* _DATASET ROWS_:
- - -

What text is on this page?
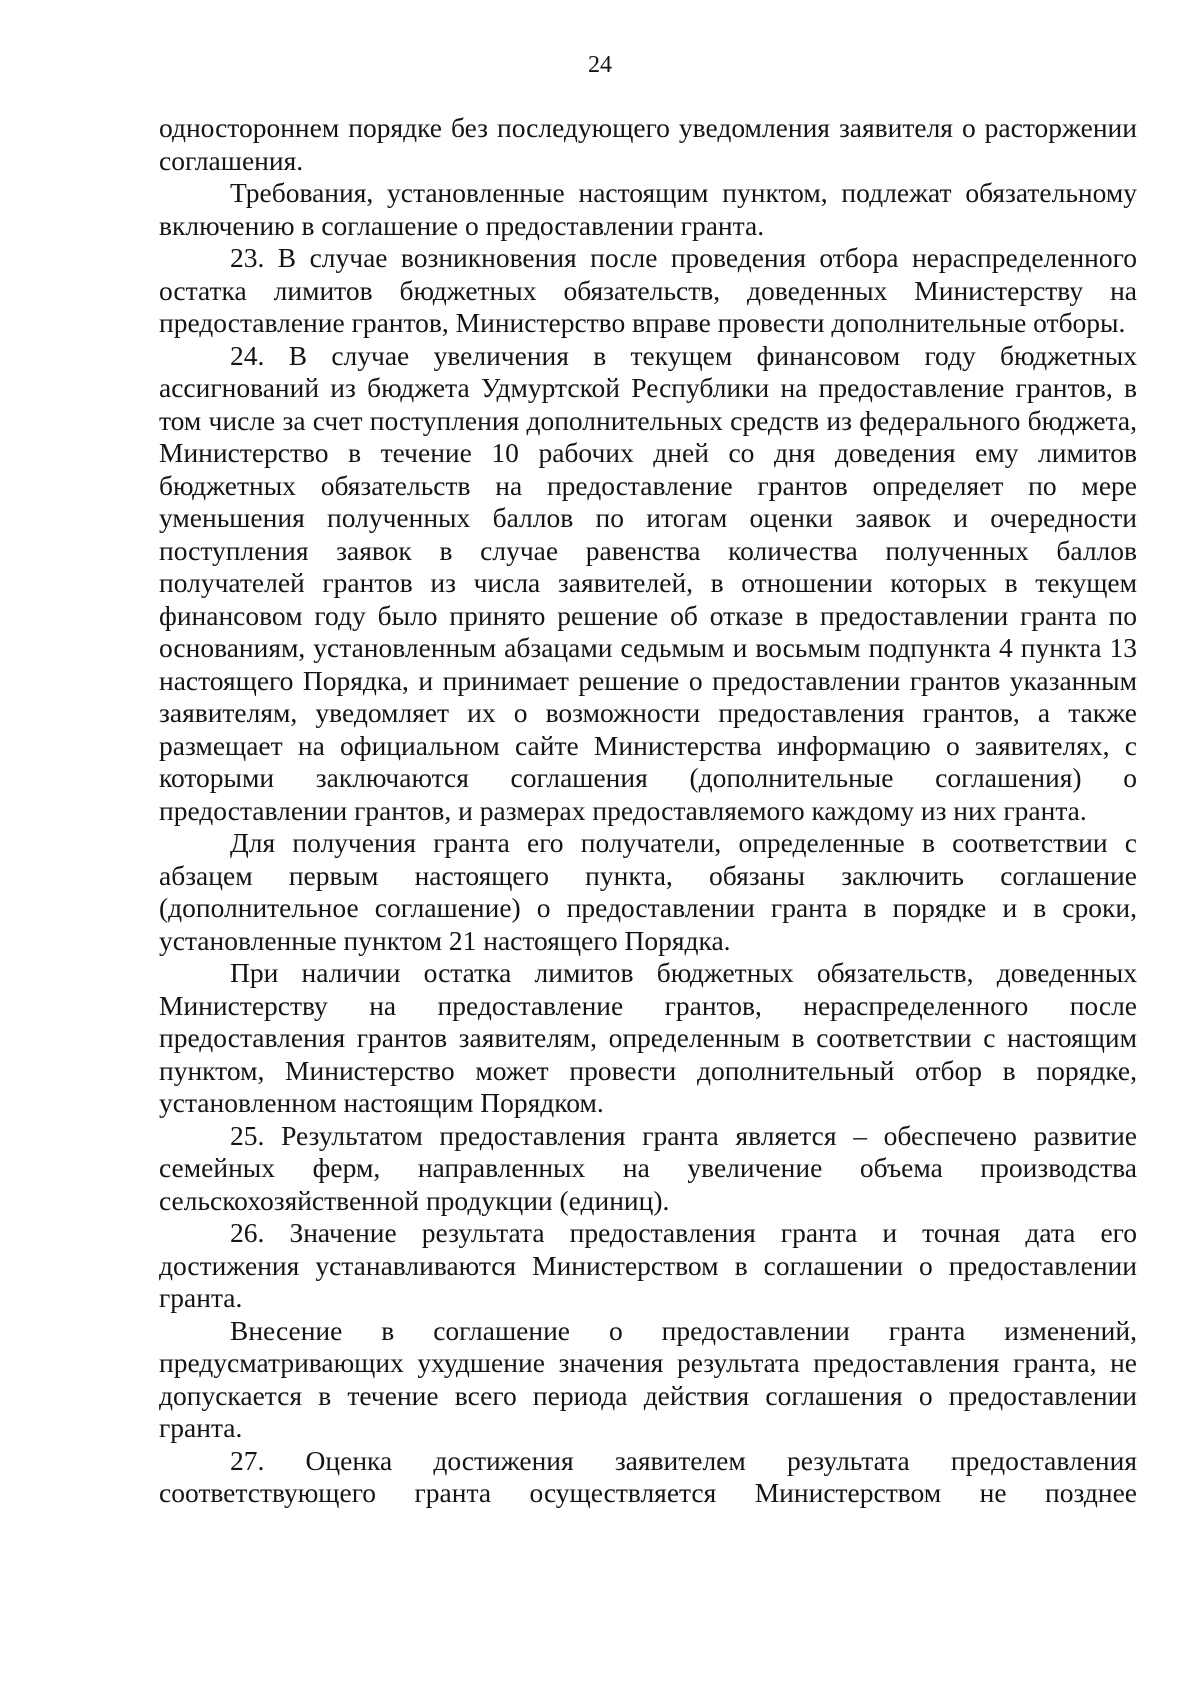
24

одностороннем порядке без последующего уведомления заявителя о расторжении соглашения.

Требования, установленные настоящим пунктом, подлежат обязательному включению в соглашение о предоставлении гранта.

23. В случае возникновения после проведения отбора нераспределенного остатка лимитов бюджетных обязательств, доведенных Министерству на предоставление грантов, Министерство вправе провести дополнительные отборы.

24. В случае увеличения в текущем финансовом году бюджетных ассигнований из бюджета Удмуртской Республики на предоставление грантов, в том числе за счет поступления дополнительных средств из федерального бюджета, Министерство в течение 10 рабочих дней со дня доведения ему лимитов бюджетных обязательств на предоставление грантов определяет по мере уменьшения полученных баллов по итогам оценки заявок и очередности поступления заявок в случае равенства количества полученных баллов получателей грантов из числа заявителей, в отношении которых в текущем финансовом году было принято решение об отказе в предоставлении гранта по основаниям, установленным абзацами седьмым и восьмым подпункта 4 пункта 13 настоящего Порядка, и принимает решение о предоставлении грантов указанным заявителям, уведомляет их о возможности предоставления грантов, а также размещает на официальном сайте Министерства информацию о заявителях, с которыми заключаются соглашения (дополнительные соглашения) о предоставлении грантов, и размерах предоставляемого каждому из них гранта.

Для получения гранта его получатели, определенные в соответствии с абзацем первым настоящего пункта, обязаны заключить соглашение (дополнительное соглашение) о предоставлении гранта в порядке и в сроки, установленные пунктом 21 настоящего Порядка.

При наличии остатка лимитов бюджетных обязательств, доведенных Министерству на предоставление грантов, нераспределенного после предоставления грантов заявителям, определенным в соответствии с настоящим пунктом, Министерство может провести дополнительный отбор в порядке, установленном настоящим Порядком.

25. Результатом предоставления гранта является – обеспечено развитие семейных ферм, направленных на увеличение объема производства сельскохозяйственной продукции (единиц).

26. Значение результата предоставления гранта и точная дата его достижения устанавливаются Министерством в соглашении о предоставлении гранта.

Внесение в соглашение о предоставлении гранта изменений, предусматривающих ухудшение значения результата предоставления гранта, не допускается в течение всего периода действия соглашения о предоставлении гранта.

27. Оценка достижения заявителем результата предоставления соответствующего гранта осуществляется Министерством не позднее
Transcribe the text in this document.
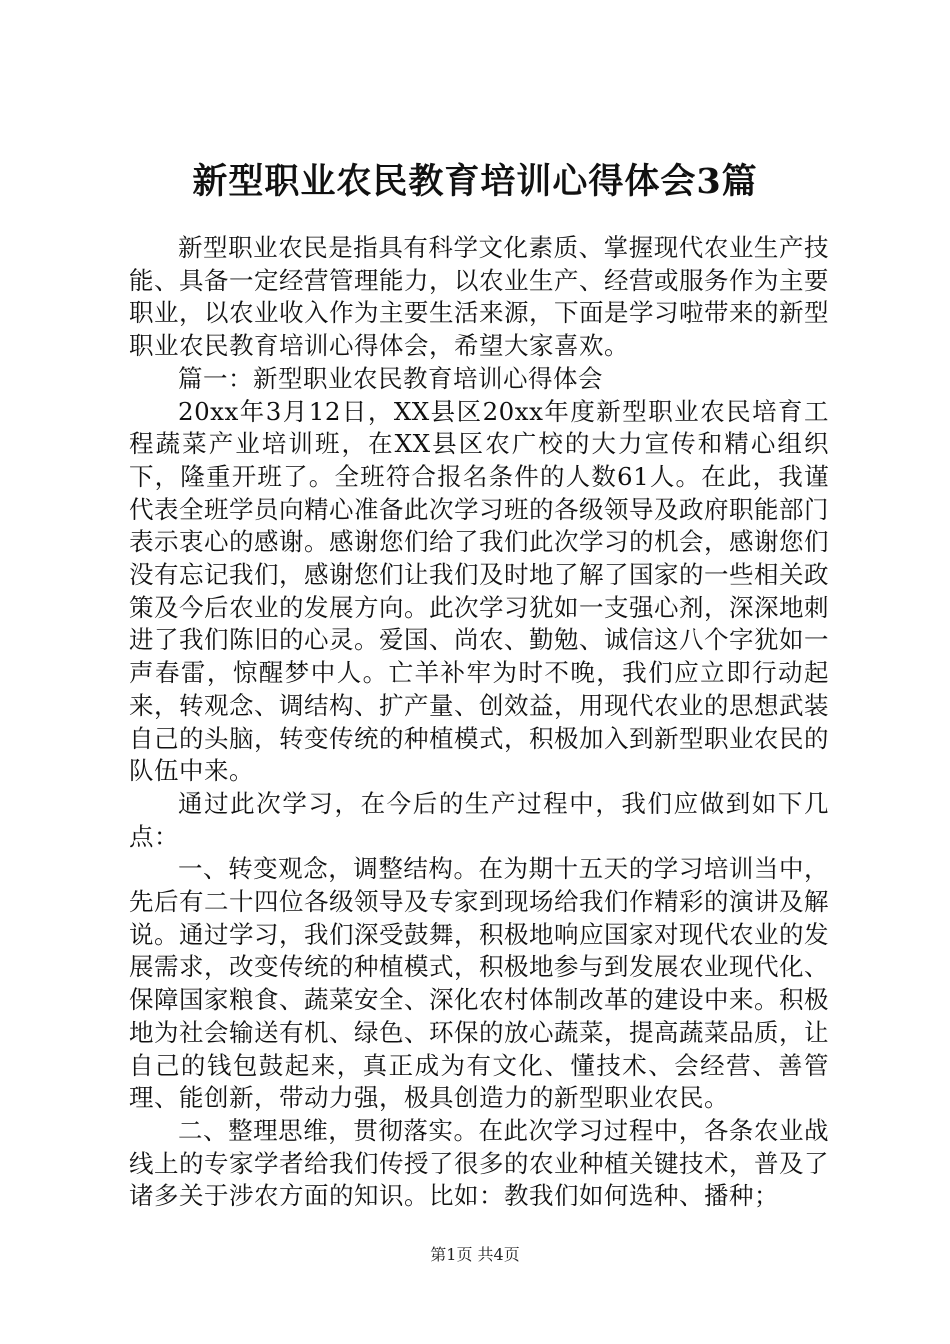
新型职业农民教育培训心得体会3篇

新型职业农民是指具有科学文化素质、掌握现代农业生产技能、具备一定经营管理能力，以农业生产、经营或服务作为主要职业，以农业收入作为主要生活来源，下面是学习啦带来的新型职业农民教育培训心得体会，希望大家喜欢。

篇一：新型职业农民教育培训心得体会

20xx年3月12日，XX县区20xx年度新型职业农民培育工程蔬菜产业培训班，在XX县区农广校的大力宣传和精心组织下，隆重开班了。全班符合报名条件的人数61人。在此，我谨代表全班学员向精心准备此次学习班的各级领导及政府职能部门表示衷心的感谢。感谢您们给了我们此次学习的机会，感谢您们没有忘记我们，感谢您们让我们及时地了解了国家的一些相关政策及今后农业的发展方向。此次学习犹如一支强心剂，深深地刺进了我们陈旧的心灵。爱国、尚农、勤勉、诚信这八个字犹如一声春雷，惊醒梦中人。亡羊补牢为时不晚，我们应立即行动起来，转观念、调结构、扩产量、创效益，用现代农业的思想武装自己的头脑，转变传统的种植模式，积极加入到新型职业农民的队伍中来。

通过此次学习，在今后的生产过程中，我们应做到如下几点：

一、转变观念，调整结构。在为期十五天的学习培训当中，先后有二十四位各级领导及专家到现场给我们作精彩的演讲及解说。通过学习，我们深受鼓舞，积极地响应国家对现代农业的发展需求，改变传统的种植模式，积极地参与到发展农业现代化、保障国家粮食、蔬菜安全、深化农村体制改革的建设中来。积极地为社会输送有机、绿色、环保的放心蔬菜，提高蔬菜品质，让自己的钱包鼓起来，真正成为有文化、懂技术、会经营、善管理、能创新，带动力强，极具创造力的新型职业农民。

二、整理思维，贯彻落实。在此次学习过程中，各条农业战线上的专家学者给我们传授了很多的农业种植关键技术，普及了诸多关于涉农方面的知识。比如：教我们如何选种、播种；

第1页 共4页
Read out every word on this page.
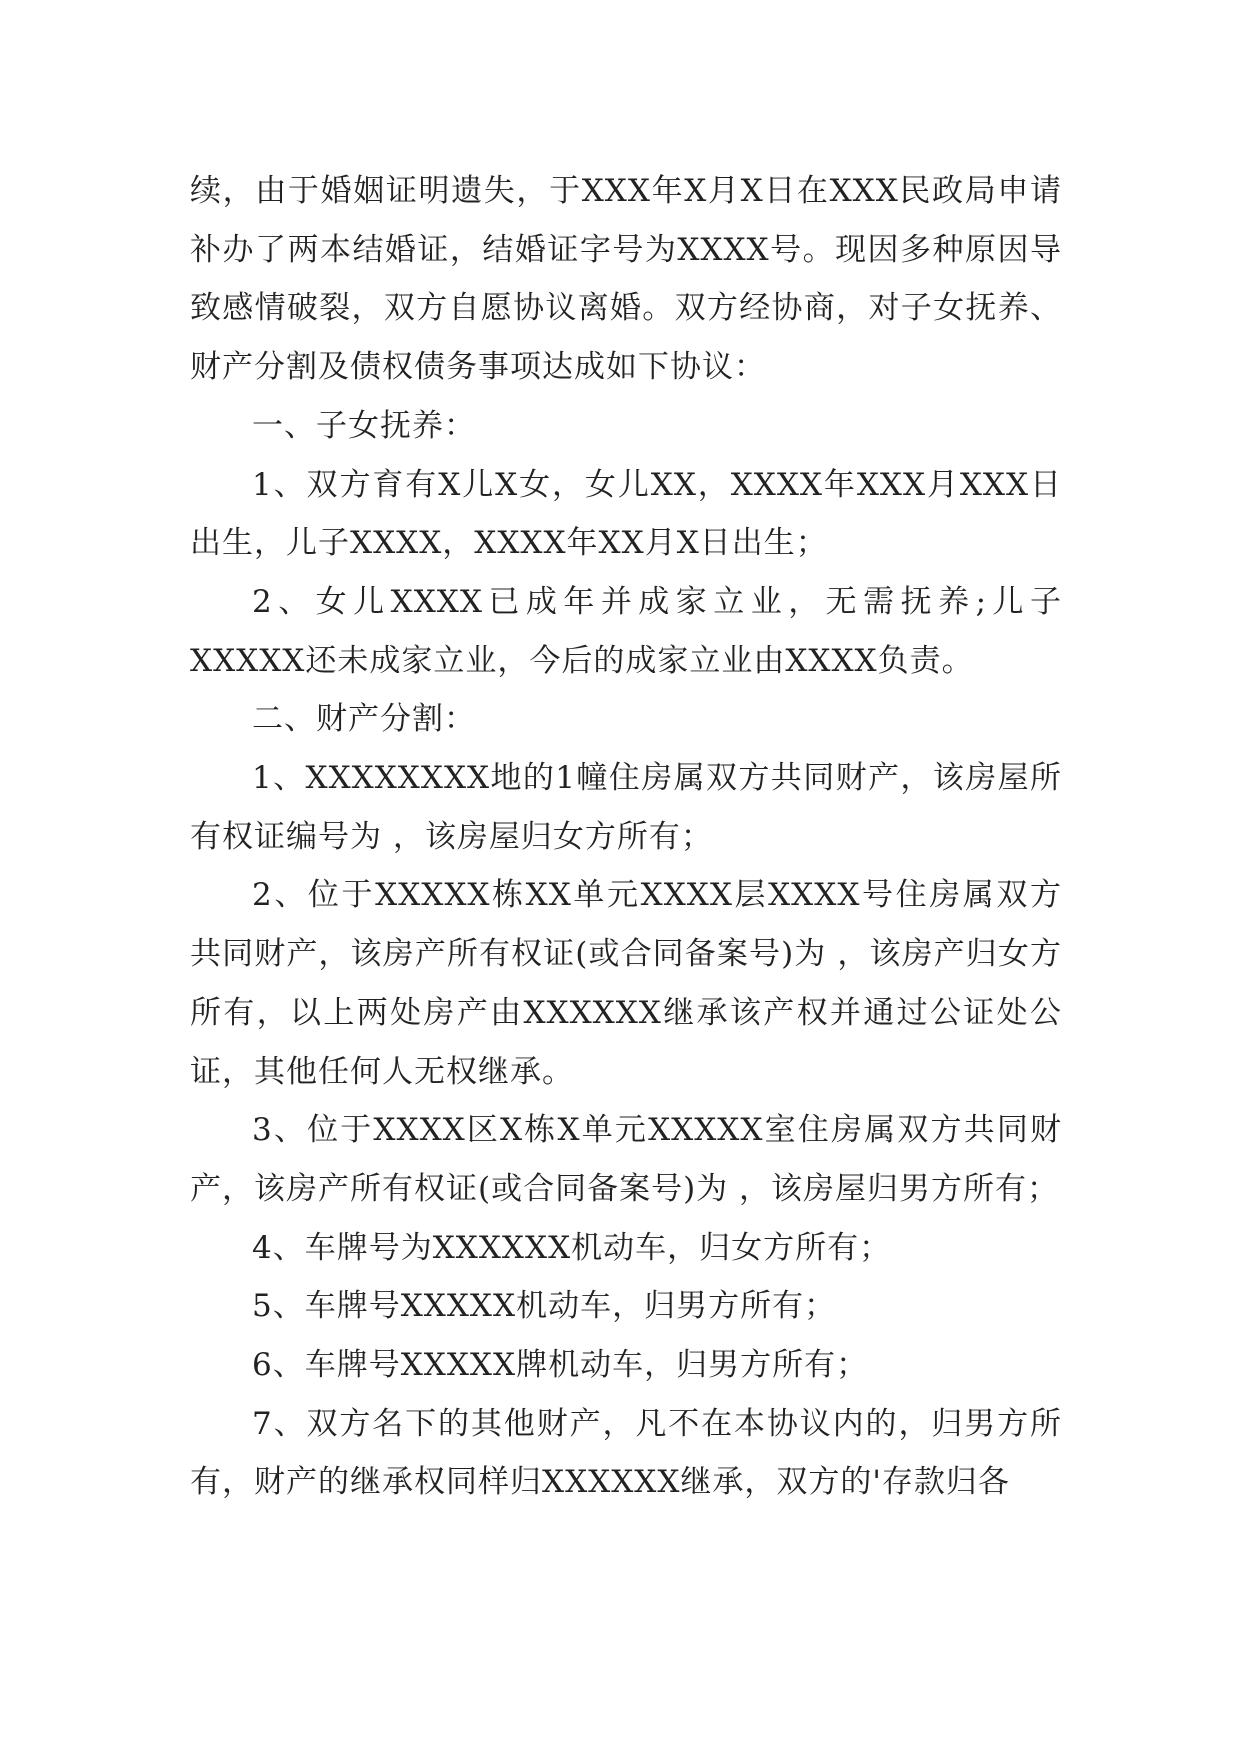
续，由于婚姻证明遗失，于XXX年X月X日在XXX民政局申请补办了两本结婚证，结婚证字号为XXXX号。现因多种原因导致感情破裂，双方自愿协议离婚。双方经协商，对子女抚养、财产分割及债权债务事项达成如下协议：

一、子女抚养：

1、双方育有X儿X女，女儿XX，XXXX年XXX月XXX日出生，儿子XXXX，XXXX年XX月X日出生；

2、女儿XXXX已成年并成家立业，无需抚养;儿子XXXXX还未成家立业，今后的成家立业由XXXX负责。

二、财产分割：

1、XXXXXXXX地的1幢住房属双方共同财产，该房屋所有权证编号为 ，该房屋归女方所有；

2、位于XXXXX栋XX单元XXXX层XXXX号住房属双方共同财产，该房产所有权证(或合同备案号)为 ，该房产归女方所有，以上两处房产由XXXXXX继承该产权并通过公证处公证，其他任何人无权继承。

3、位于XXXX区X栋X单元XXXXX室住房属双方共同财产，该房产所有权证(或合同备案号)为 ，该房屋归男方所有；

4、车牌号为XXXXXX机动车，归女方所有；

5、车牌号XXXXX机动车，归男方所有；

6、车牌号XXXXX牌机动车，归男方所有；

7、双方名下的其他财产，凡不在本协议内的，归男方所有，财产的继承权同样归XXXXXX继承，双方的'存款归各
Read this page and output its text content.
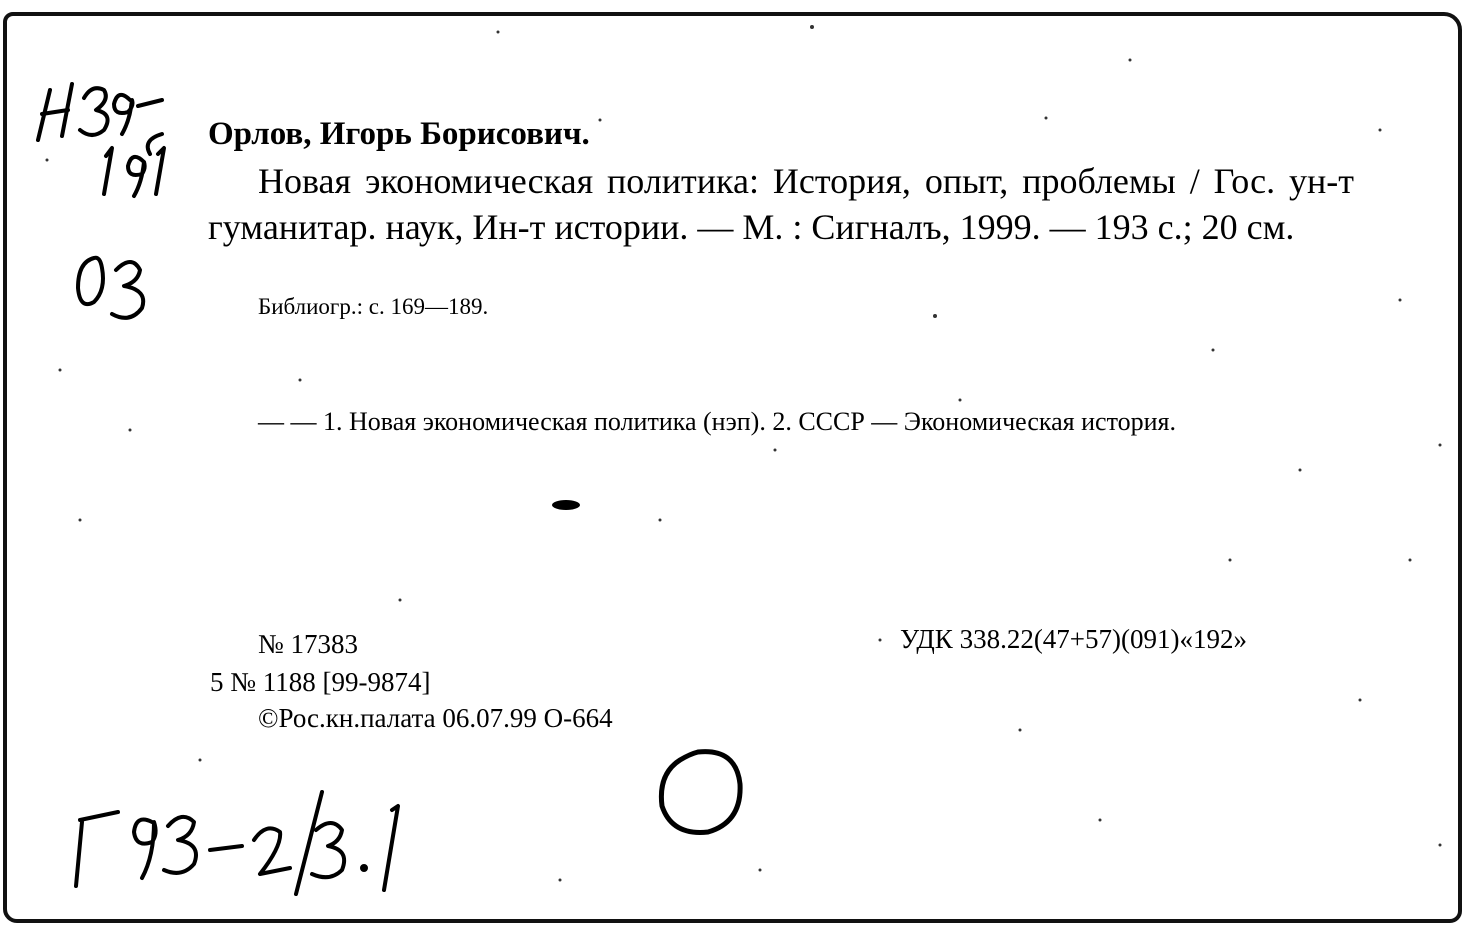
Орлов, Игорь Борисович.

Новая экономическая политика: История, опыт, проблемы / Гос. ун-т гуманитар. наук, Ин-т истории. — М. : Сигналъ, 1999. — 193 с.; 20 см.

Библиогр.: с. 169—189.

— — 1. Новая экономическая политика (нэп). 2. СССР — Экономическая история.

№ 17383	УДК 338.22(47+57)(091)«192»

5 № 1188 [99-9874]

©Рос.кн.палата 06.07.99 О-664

- - -

* _WRITTEN TASK_: Reproduce exactly, and only, the lines from the one containing "Read this page and output its text content." through the last line of the records above, both included, leaving out any pictures.

* _EXERCISE ANSWER_:
Read this page and output its text content.
Орлов, Игорь Борисович.

Новая экономическая политика: История, опыт, проблемы / Гос. ун-т гуманитар. наук, Ин-т истории. — М. : Сигналъ, 1999. — 193 с.; 20 см.

Библиогр.: с. 169—189.

— — 1. Новая экономическая политика (нэп). 2. СССР — Экономическая история.

№ 17383	УДК 338.22(47+57)(091)«192»

5 № 1188 [99-9874]

©Рос.кн.палата 06.07.99 О-664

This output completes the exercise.